**Given records:**
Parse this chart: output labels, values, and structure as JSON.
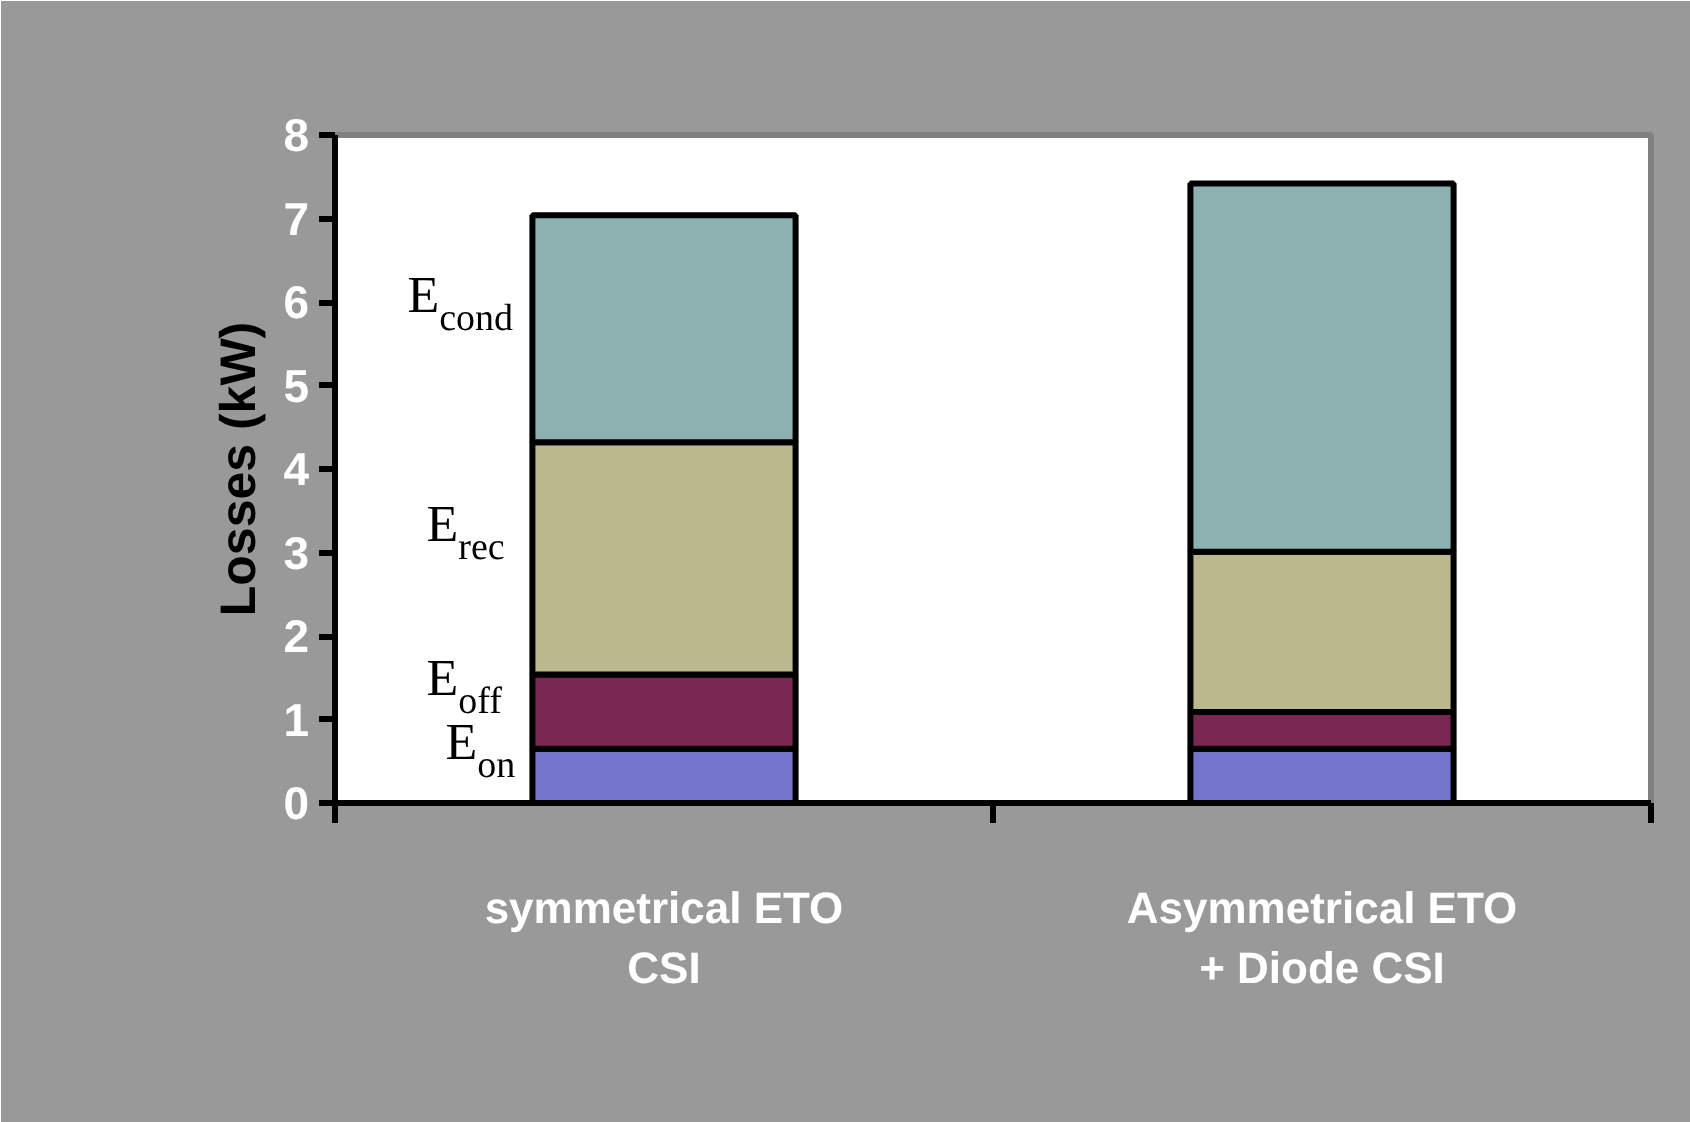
{
  "chart_data": {
    "type": "bar",
    "stacked": true,
    "ylabel": "Losses (kW)",
    "categories": [
      "symmetrical ETO\nCSI",
      "Asymmetrical ETO\n+ Diode CSI"
    ],
    "series": [
      {
        "name": "E$_{on}$",
        "color": "#7474cc",
        "values": [
          0.65,
          0.65
        ]
      },
      {
        "name": "E$_{off}$",
        "color": "#7a2852",
        "values": [
          0.89,
          0.44
        ]
      },
      {
        "name": "E$_{rec}$",
        "color": "#bcb88e",
        "values": [
          2.78,
          1.92
        ]
      },
      {
        "name": "E$_{cond}$",
        "color": "#8db0b0",
        "values": [
          2.72,
          4.41
        ]
      }
    ],
    "ylim": [
      0,
      8
    ],
    "yticks": [
      0,
      1,
      2,
      3,
      4,
      5,
      6,
      7,
      8
    ],
    "grid": false
  }
}
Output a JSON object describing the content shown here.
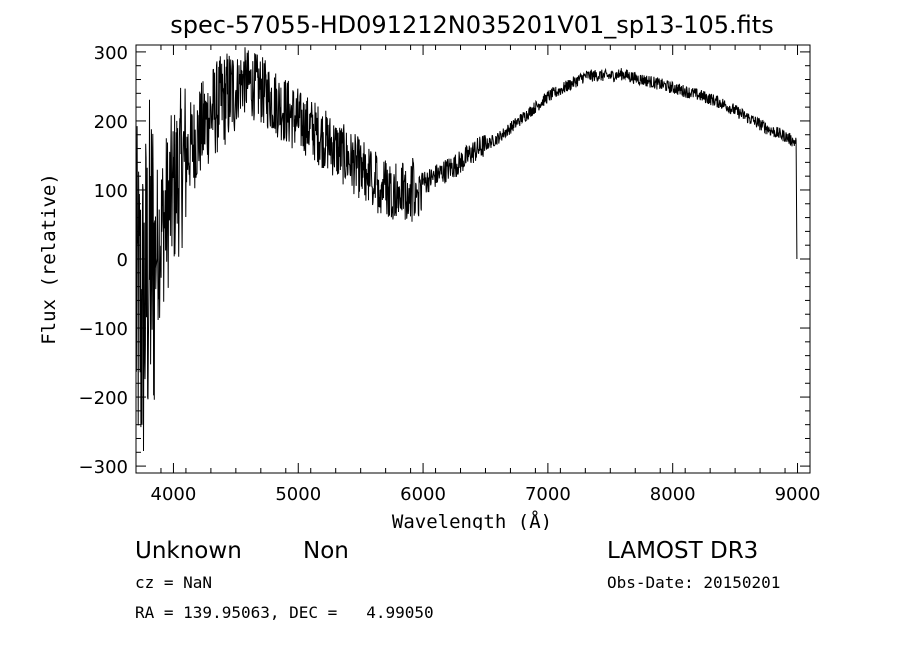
{
  "chart_data": {
    "type": "line",
    "title": "spec-57055-HD091212N035201V01_sp13-105.fits",
    "xlabel": "Wavelength (Å)",
    "ylabel": "Flux (relative)",
    "xlim": [
      3700,
      9100
    ],
    "ylim": [
      -310,
      310
    ],
    "xticks": [
      4000,
      5000,
      6000,
      7000,
      8000,
      9000
    ],
    "yticks": [
      -300,
      -200,
      -100,
      0,
      100,
      200,
      300
    ],
    "xtick_labels": [
      "4000",
      "5000",
      "6000",
      "7000",
      "8000",
      "9000"
    ],
    "ytick_labels": [
      "−300",
      "−200",
      "−100",
      "0",
      "100",
      "200",
      "300"
    ],
    "grid": false,
    "line_color": "#000000",
    "series": [
      {
        "x": [
          3700,
          3750,
          3800,
          3850,
          3900,
          3950,
          4000,
          4100,
          4200,
          4300,
          4400,
          4500,
          4550,
          4600,
          4700,
          4800,
          4900,
          5000,
          5100,
          5200,
          5300,
          5400,
          5500,
          5600,
          5700,
          5800,
          5900,
          6000,
          6100,
          6200,
          6300,
          6400,
          6500,
          6600,
          6700,
          6800,
          6900,
          7000,
          7100,
          7200,
          7300,
          7400,
          7500,
          7600,
          7700,
          7800,
          7900,
          8000,
          8100,
          8200,
          8300,
          8400,
          8500,
          8600,
          8700,
          8800,
          8900,
          8990
        ],
        "values": [
          -60,
          -90,
          -20,
          10,
          40,
          70,
          100,
          150,
          180,
          210,
          230,
          245,
          260,
          255,
          245,
          230,
          215,
          200,
          190,
          175,
          160,
          145,
          130,
          115,
          105,
          100,
          100,
          110,
          120,
          130,
          140,
          155,
          165,
          175,
          190,
          205,
          220,
          235,
          245,
          255,
          265,
          266,
          265,
          268,
          262,
          258,
          253,
          248,
          243,
          238,
          232,
          225,
          215,
          205,
          195,
          185,
          178,
          168
        ]
      }
    ]
  },
  "footer": {
    "object_class": "Unknown",
    "subclass": "Non",
    "survey": "LAMOST DR3",
    "cz": "cz = NaN",
    "obs_date": "Obs-Date: 20150201",
    "coords": "RA = 139.95063, DEC =   4.99050"
  }
}
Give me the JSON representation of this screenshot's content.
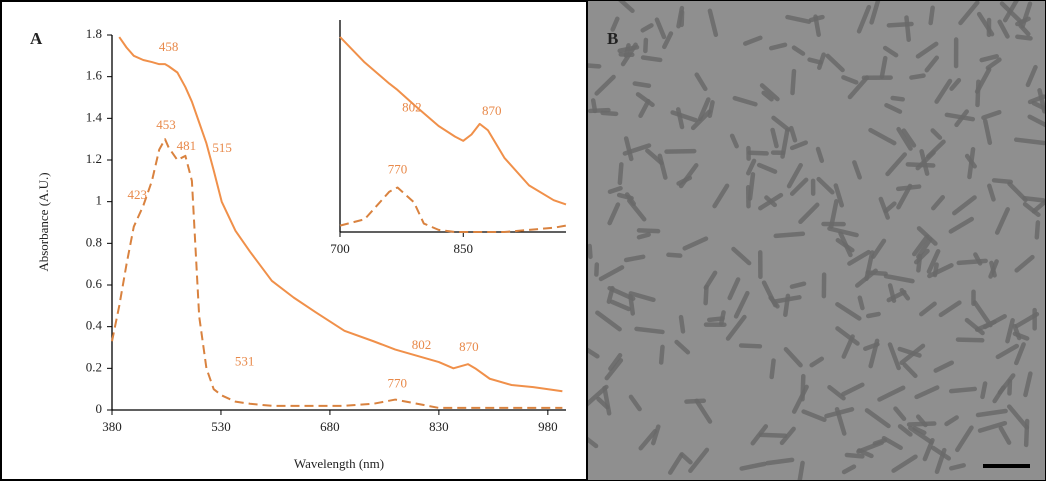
{
  "panel_labels": [
    "A",
    "B"
  ],
  "chart_data": [
    {
      "type": "line",
      "x_label": "Wavelength (nm)",
      "y_label": "Absorbance (A.U.)",
      "x": [
        380,
        390,
        400,
        410,
        423,
        435,
        445,
        453,
        458,
        470,
        481,
        490,
        500,
        510,
        520,
        531,
        550,
        570,
        600,
        630,
        660,
        700,
        740,
        770,
        800,
        830,
        850,
        870,
        880,
        900,
        930,
        960,
        1000
      ],
      "series": [
        {
          "color": "#f0904a",
          "dash": false,
          "values": [
            null,
            1.79,
            1.74,
            1.7,
            1.68,
            1.67,
            1.66,
            1.66,
            1.65,
            1.62,
            1.55,
            1.48,
            1.38,
            1.28,
            1.15,
            1.0,
            0.86,
            0.76,
            0.62,
            0.54,
            0.47,
            0.38,
            0.33,
            0.29,
            0.26,
            0.23,
            0.2,
            0.22,
            0.2,
            0.15,
            0.12,
            0.11,
            0.09
          ],
          "peak_labels": [
            458,
            515,
            802,
            870
          ]
        },
        {
          "color": "#d9823f",
          "dash": true,
          "values": [
            0.33,
            0.5,
            0.7,
            0.88,
            0.98,
            1.1,
            1.25,
            1.3,
            1.26,
            1.2,
            1.22,
            1.1,
            0.45,
            0.2,
            0.1,
            0.07,
            0.04,
            0.03,
            0.02,
            0.02,
            0.02,
            0.02,
            0.03,
            0.05,
            0.03,
            0.01,
            0.01,
            0.01,
            0.01,
            0.01,
            0.01,
            0.01,
            0.01
          ],
          "peak_labels": [
            423,
            453,
            481,
            531,
            770
          ]
        }
      ],
      "xlim": [
        380,
        1005
      ],
      "xticks": [
        380,
        530,
        680,
        830,
        980
      ],
      "ylim": [
        0,
        1.8
      ],
      "yticks": [
        0,
        0.2,
        0.4,
        0.6,
        0.8,
        1,
        1.2,
        1.4,
        1.6,
        1.8
      ]
    },
    {
      "type": "line",
      "inset": true,
      "x": [
        700,
        730,
        760,
        770,
        790,
        802,
        820,
        840,
        850,
        860,
        870,
        880,
        900,
        930,
        960,
        975
      ],
      "series": [
        {
          "color": "#f0904a",
          "dash": false,
          "values": [
            0.92,
            0.8,
            0.7,
            0.67,
            0.6,
            0.56,
            0.5,
            0.45,
            0.43,
            0.46,
            0.51,
            0.48,
            0.35,
            0.22,
            0.15,
            0.13
          ],
          "peak_labels": [
            802,
            870
          ]
        },
        {
          "color": "#d9823f",
          "dash": true,
          "values": [
            0.03,
            0.06,
            0.19,
            0.21,
            0.14,
            0.04,
            0.01,
            0.0,
            0.0,
            0.0,
            0.0,
            0.0,
            0.0,
            0.01,
            0.02,
            0.03
          ],
          "peak_labels": [
            770
          ]
        }
      ],
      "xlim": [
        700,
        975
      ],
      "xticks": [
        700,
        850
      ],
      "ylim": [
        0,
        1
      ]
    }
  ]
}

**To do:** Repeat the full listing above exactly, with no pictures in the copy.

**Solution to the exercise:**
Parse this chart: output labels, values, and structure as JSON.
{
  "chart_data": {
    "type": "bar",
    "stacked": true,
    "ylabel": "Losses (kW)",
    "categories": [
      "symmetrical ETO\nCSI",
      "Asymmetrical ETO\n+ Diode CSI"
    ],
    "series": [
      {
        "name": "E$_{on}$",
        "color": "#7474cc",
        "values": [
          0.65,
          0.65
        ]
      },
      {
        "name": "E$_{off}$",
        "color": "#7a2852",
        "values": [
          0.89,
          0.44
        ]
      },
      {
        "name": "E$_{rec}$",
        "color": "#bcb88e",
        "values": [
          2.78,
          1.92
        ]
      },
      {
        "name": "E$_{cond}$",
        "color": "#8db0b0",
        "values": [
          2.72,
          4.41
        ]
      }
    ],
    "ylim": [
      0,
      8
    ],
    "yticks": [
      0,
      1,
      2,
      3,
      4,
      5,
      6,
      7,
      8
    ],
    "grid": false
  }
}
Output a JSON object describing the content shown here.
{
  "chart_data": {
    "type": "line",
    "title": "spec-57055-HD091212N035201V01_sp13-105.fits",
    "xlabel": "Wavelength (Å)",
    "ylabel": "Flux (relative)",
    "xlim": [
      3700,
      9100
    ],
    "ylim": [
      -310,
      310
    ],
    "xticks": [
      4000,
      5000,
      6000,
      7000,
      8000,
      9000
    ],
    "yticks": [
      -300,
      -200,
      -100,
      0,
      100,
      200,
      300
    ],
    "xtick_labels": [
      "4000",
      "5000",
      "6000",
      "7000",
      "8000",
      "9000"
    ],
    "ytick_labels": [
      "−300",
      "−200",
      "−100",
      "0",
      "100",
      "200",
      "300"
    ],
    "grid": false,
    "line_color": "#000000",
    "series": [
      {
        "x": [
          3700,
          3750,
          3800,
          3850,
          3900,
          3950,
          4000,
          4100,
          4200,
          4300,
          4400,
          4500,
          4550,
          4600,
          4700,
          4800,
          4900,
          5000,
          5100,
          5200,
          5300,
          5400,
          5500,
          5600,
          5700,
          5800,
          5900,
          6000,
          6100,
          6200,
          6300,
          6400,
          6500,
          6600,
          6700,
          6800,
          6900,
          7000,
          7100,
          7200,
          7300,
          7400,
          7500,
          7600,
          7700,
          7800,
          7900,
          8000,
          8100,
          8200,
          8300,
          8400,
          8500,
          8600,
          8700,
          8800,
          8900,
          8990
        ],
        "values": [
          -60,
          -90,
          -20,
          10,
          40,
          70,
          100,
          150,
          180,
          210,
          230,
          245,
          260,
          255,
          245,
          230,
          215,
          200,
          190,
          175,
          160,
          145,
          130,
          115,
          105,
          100,
          100,
          110,
          120,
          130,
          140,
          155,
          165,
          175,
          190,
          205,
          220,
          235,
          245,
          255,
          265,
          266,
          265,
          268,
          262,
          258,
          253,
          248,
          243,
          238,
          232,
          225,
          215,
          205,
          195,
          185,
          178,
          168
        ]
      }
    ]
  },
  "footer": {
    "object_class": "Unknown",
    "subclass": "Non",
    "survey": "LAMOST DR3",
    "cz": "cz = NaN",
    "obs_date": "Obs-Date: 20150201",
    "coords": "RA = 139.95063, DEC =   4.99050"
  }
}
Give me the JSON representation of this screenshot's content.
{
  "panel_labels": [
    "A",
    "B"
  ],
  "chart_data": [
    {
      "type": "line",
      "x_label": "Wavelength (nm)",
      "y_label": "Absorbance (A.U.)",
      "x": [
        380,
        390,
        400,
        410,
        423,
        435,
        445,
        453,
        458,
        470,
        481,
        490,
        500,
        510,
        520,
        531,
        550,
        570,
        600,
        630,
        660,
        700,
        740,
        770,
        800,
        830,
        850,
        870,
        880,
        900,
        930,
        960,
        1000
      ],
      "series": [
        {
          "color": "#f0904a",
          "dash": false,
          "values": [
            null,
            1.79,
            1.74,
            1.7,
            1.68,
            1.67,
            1.66,
            1.66,
            1.65,
            1.62,
            1.55,
            1.48,
            1.38,
            1.28,
            1.15,
            1.0,
            0.86,
            0.76,
            0.62,
            0.54,
            0.47,
            0.38,
            0.33,
            0.29,
            0.26,
            0.23,
            0.2,
            0.22,
            0.2,
            0.15,
            0.12,
            0.11,
            0.09
          ],
          "peak_labels": [
            458,
            515,
            802,
            870
          ]
        },
        {
          "color": "#d9823f",
          "dash": true,
          "values": [
            0.33,
            0.5,
            0.7,
            0.88,
            0.98,
            1.1,
            1.25,
            1.3,
            1.26,
            1.2,
            1.22,
            1.1,
            0.45,
            0.2,
            0.1,
            0.07,
            0.04,
            0.03,
            0.02,
            0.02,
            0.02,
            0.02,
            0.03,
            0.05,
            0.03,
            0.01,
            0.01,
            0.01,
            0.01,
            0.01,
            0.01,
            0.01,
            0.01
          ],
          "peak_labels": [
            423,
            453,
            481,
            531,
            770
          ]
        }
      ],
      "xlim": [
        380,
        1005
      ],
      "xticks": [
        380,
        530,
        680,
        830,
        980
      ],
      "ylim": [
        0,
        1.8
      ],
      "yticks": [
        0,
        0.2,
        0.4,
        0.6,
        0.8,
        1,
        1.2,
        1.4,
        1.6,
        1.8
      ]
    },
    {
      "type": "line",
      "inset": true,
      "x": [
        700,
        730,
        760,
        770,
        790,
        802,
        820,
        840,
        850,
        860,
        870,
        880,
        900,
        930,
        960,
        975
      ],
      "series": [
        {
          "color": "#f0904a",
          "dash": false,
          "values": [
            0.92,
            0.8,
            0.7,
            0.67,
            0.6,
            0.56,
            0.5,
            0.45,
            0.43,
            0.46,
            0.51,
            0.48,
            0.35,
            0.22,
            0.15,
            0.13
          ],
          "peak_labels": [
            802,
            870
          ]
        },
        {
          "color": "#d9823f",
          "dash": true,
          "values": [
            0.03,
            0.06,
            0.19,
            0.21,
            0.14,
            0.04,
            0.01,
            0.0,
            0.0,
            0.0,
            0.0,
            0.0,
            0.0,
            0.01,
            0.02,
            0.03
          ],
          "peak_labels": [
            770
          ]
        }
      ],
      "xlim": [
        700,
        975
      ],
      "xticks": [
        700,
        850
      ],
      "ylim": [
        0,
        1
      ]
    }
  ]
}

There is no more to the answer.